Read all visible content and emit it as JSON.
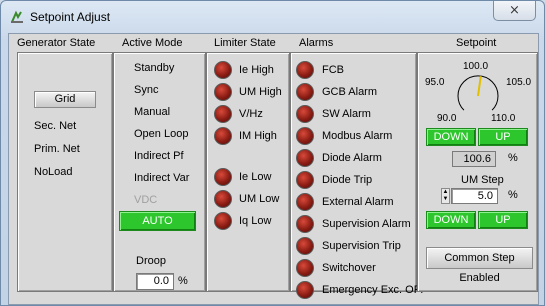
{
  "window": {
    "title": "Setpoint Adjust",
    "close_glyph": "⨯",
    "icon": "setpoint-app-icon",
    "close_icon": "close-icon"
  },
  "headers": {
    "generator_state": "Generator State",
    "active_mode": "Active Mode",
    "limiter_state": "Limiter State",
    "alarms": "Alarms",
    "setpoint": "Setpoint"
  },
  "generator_state": {
    "grid_button": "Grid",
    "items": [
      "Sec. Net",
      "Prim. Net",
      "NoLoad"
    ]
  },
  "active_mode": {
    "items": [
      {
        "label": "Standby",
        "disabled": false
      },
      {
        "label": "Sync",
        "disabled": false
      },
      {
        "label": "Manual",
        "disabled": false
      },
      {
        "label": "Open Loop",
        "disabled": false
      },
      {
        "label": "Indirect Pf",
        "disabled": false
      },
      {
        "label": "Indirect Var",
        "disabled": false
      },
      {
        "label": "VDC",
        "disabled": true
      }
    ],
    "auto_button": "AUTO",
    "droop_label": "Droop",
    "droop_value": "0.0",
    "droop_unit": "%"
  },
  "limiter_state": {
    "high": [
      "Ie High",
      "UM High",
      "V/Hz",
      "IM High"
    ],
    "low": [
      "Ie Low",
      "UM Low",
      "Iq Low"
    ]
  },
  "alarms": [
    "FCB",
    "GCB Alarm",
    "SW Alarm",
    "Modbus Alarm",
    "Diode Alarm",
    "Diode Trip",
    "External Alarm",
    "Supervision Alarm",
    "Supervision Trip",
    "Switchover",
    "Emergency Exc. OFF"
  ],
  "setpoint": {
    "dial_ticks": {
      "top": "100.0",
      "left": "95.0",
      "right": "105.0",
      "bottom_left": "90.0",
      "bottom_right": "110.0"
    },
    "dial_value_percent": 100.6,
    "down_label": "DOWN",
    "up_label": "UP",
    "value": "100.6",
    "unit": "%",
    "um_step_label": "UM Step",
    "um_step_value": "5.0",
    "um_step_unit": "%",
    "common_step_button": "Common Step Enabled"
  },
  "colors": {
    "accent_green": "#2dc72d",
    "led_red": "#8c1d14",
    "panel_gray": "#d9d9d9"
  }
}
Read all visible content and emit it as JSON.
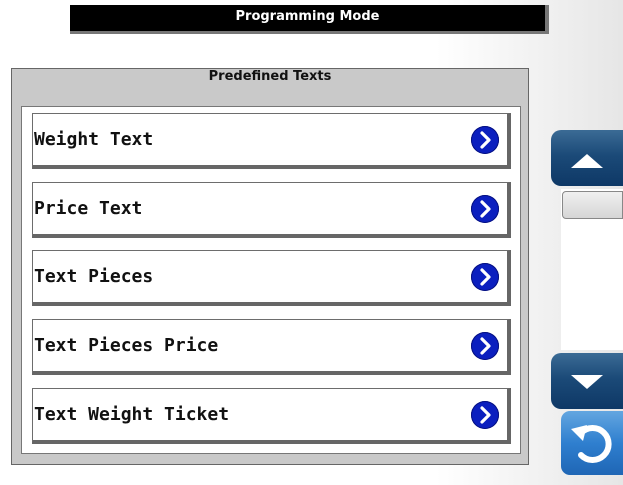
{
  "header": {
    "title": "Programming Mode"
  },
  "panel": {
    "title": "Predefined Texts",
    "items": [
      {
        "label": "Weight Text"
      },
      {
        "label": "Price Text"
      },
      {
        "label": "Text Pieces"
      },
      {
        "label": "Text Pieces Price"
      },
      {
        "label": "Text Weight Ticket"
      }
    ]
  },
  "icons": {
    "item_action": "chevron-right-icon",
    "scroll_up": "arrow-up-icon",
    "scroll_down": "arrow-down-icon",
    "back": "back-arrow-icon"
  },
  "colors": {
    "header_bg": "#000000",
    "chevron_bg": "#0b1fbf",
    "scroll_button": "#1b4a78",
    "back_button": "#2f7fcf"
  }
}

# [Task description]
Print each of the records above exactly as written, leaving no picture in the copy.

# [Answer to this exercise]
Read all visible content and emit it as JSON.
{
  "window": {
    "title": "Setpoint Adjust",
    "close_glyph": "⨯",
    "icon": "setpoint-app-icon",
    "close_icon": "close-icon"
  },
  "headers": {
    "generator_state": "Generator State",
    "active_mode": "Active Mode",
    "limiter_state": "Limiter State",
    "alarms": "Alarms",
    "setpoint": "Setpoint"
  },
  "generator_state": {
    "grid_button": "Grid",
    "items": [
      "Sec. Net",
      "Prim. Net",
      "NoLoad"
    ]
  },
  "active_mode": {
    "items": [
      {
        "label": "Standby",
        "disabled": false
      },
      {
        "label": "Sync",
        "disabled": false
      },
      {
        "label": "Manual",
        "disabled": false
      },
      {
        "label": "Open Loop",
        "disabled": false
      },
      {
        "label": "Indirect Pf",
        "disabled": false
      },
      {
        "label": "Indirect Var",
        "disabled": false
      },
      {
        "label": "VDC",
        "disabled": true
      }
    ],
    "auto_button": "AUTO",
    "droop_label": "Droop",
    "droop_value": "0.0",
    "droop_unit": "%"
  },
  "limiter_state": {
    "high": [
      "Ie High",
      "UM High",
      "V/Hz",
      "IM High"
    ],
    "low": [
      "Ie Low",
      "UM Low",
      "Iq Low"
    ]
  },
  "alarms": [
    "FCB",
    "GCB Alarm",
    "SW Alarm",
    "Modbus Alarm",
    "Diode Alarm",
    "Diode Trip",
    "External Alarm",
    "Supervision Alarm",
    "Supervision Trip",
    "Switchover",
    "Emergency Exc. OFF"
  ],
  "setpoint": {
    "dial_ticks": {
      "top": "100.0",
      "left": "95.0",
      "right": "105.0",
      "bottom_left": "90.0",
      "bottom_right": "110.0"
    },
    "dial_value_percent": 100.6,
    "down_label": "DOWN",
    "up_label": "UP",
    "value": "100.6",
    "unit": "%",
    "um_step_label": "UM Step",
    "um_step_value": "5.0",
    "um_step_unit": "%",
    "common_step_button": "Common Step Enabled"
  },
  "colors": {
    "accent_green": "#2dc72d",
    "led_red": "#8c1d14",
    "panel_gray": "#d9d9d9"
  }
}
Read all visible content and emit it as JSON.
{
  "header": {
    "title": "Programming Mode"
  },
  "panel": {
    "title": "Predefined Texts",
    "items": [
      {
        "label": "Weight Text"
      },
      {
        "label": "Price Text"
      },
      {
        "label": "Text Pieces"
      },
      {
        "label": "Text Pieces Price"
      },
      {
        "label": "Text Weight Ticket"
      }
    ]
  },
  "icons": {
    "item_action": "chevron-right-icon",
    "scroll_up": "arrow-up-icon",
    "scroll_down": "arrow-down-icon",
    "back": "back-arrow-icon"
  },
  "colors": {
    "header_bg": "#000000",
    "chevron_bg": "#0b1fbf",
    "scroll_button": "#1b4a78",
    "back_button": "#2f7fcf"
  }
}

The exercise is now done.